Record set →
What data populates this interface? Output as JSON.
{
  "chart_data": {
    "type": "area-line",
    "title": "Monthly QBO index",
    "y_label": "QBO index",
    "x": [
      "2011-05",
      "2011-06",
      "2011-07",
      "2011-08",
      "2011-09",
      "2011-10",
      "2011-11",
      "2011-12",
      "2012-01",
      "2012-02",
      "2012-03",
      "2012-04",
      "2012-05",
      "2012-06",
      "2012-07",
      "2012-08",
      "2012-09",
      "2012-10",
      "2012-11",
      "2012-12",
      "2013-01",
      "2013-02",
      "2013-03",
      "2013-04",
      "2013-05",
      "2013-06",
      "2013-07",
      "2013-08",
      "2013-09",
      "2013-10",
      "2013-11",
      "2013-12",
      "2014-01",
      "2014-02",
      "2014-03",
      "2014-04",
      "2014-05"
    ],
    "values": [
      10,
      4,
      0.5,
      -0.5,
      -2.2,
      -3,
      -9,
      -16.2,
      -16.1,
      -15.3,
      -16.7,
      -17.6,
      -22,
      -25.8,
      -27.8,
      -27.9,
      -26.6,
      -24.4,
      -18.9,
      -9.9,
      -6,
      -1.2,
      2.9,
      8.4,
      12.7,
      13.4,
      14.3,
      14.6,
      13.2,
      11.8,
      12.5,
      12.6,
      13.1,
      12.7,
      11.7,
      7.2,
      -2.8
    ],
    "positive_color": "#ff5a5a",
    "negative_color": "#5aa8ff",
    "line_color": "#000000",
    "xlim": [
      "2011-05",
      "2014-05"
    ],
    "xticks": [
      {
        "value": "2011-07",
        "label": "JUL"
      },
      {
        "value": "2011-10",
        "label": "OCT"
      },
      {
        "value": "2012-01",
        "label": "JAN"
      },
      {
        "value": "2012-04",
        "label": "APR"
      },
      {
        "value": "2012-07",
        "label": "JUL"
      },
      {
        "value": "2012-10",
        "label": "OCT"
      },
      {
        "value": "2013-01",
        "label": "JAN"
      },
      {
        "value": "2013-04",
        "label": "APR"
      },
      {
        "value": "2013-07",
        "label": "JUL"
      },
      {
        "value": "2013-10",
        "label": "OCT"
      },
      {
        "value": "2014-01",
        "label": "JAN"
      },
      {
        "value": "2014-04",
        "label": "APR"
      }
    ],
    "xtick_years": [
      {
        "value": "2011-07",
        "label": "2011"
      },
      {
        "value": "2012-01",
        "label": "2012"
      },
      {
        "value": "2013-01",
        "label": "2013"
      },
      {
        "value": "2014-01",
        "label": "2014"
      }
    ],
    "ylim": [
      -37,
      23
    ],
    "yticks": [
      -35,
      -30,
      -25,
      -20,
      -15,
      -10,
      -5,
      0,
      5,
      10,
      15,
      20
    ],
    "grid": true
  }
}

The task → Retype all of the material above with every character intact.

Task result →
What data populates this interface? Output as JSON.
{
  "chart_data": {
    "type": "area-line",
    "title": "Monthly QBO index",
    "y_label": "QBO index",
    "x": [
      "2011-05",
      "2011-06",
      "2011-07",
      "2011-08",
      "2011-09",
      "2011-10",
      "2011-11",
      "2011-12",
      "2012-01",
      "2012-02",
      "2012-03",
      "2012-04",
      "2012-05",
      "2012-06",
      "2012-07",
      "2012-08",
      "2012-09",
      "2012-10",
      "2012-11",
      "2012-12",
      "2013-01",
      "2013-02",
      "2013-03",
      "2013-04",
      "2013-05",
      "2013-06",
      "2013-07",
      "2013-08",
      "2013-09",
      "2013-10",
      "2013-11",
      "2013-12",
      "2014-01",
      "2014-02",
      "2014-03",
      "2014-04",
      "2014-05"
    ],
    "values": [
      10,
      4,
      0.5,
      -0.5,
      -2.2,
      -3,
      -9,
      -16.2,
      -16.1,
      -15.3,
      -16.7,
      -17.6,
      -22,
      -25.8,
      -27.8,
      -27.9,
      -26.6,
      -24.4,
      -18.9,
      -9.9,
      -6,
      -1.2,
      2.9,
      8.4,
      12.7,
      13.4,
      14.3,
      14.6,
      13.2,
      11.8,
      12.5,
      12.6,
      13.1,
      12.7,
      11.7,
      7.2,
      -2.8
    ],
    "positive_color": "#ff5a5a",
    "negative_color": "#5aa8ff",
    "line_color": "#000000",
    "xlim": [
      "2011-05",
      "2014-05"
    ],
    "xticks": [
      {
        "value": "2011-07",
        "label": "JUL"
      },
      {
        "value": "2011-10",
        "label": "OCT"
      },
      {
        "value": "2012-01",
        "label": "JAN"
      },
      {
        "value": "2012-04",
        "label": "APR"
      },
      {
        "value": "2012-07",
        "label": "JUL"
      },
      {
        "value": "2012-10",
        "label": "OCT"
      },
      {
        "value": "2013-01",
        "label": "JAN"
      },
      {
        "value": "2013-04",
        "label": "APR"
      },
      {
        "value": "2013-07",
        "label": "JUL"
      },
      {
        "value": "2013-10",
        "label": "OCT"
      },
      {
        "value": "2014-01",
        "label": "JAN"
      },
      {
        "value": "2014-04",
        "label": "APR"
      }
    ],
    "xtick_years": [
      {
        "value": "2011-07",
        "label": "2011"
      },
      {
        "value": "2012-01",
        "label": "2012"
      },
      {
        "value": "2013-01",
        "label": "2013"
      },
      {
        "value": "2014-01",
        "label": "2014"
      }
    ],
    "ylim": [
      -37,
      23
    ],
    "yticks": [
      -35,
      -30,
      -25,
      -20,
      -15,
      -10,
      -5,
      0,
      5,
      10,
      15,
      20
    ],
    "grid": true
  }
}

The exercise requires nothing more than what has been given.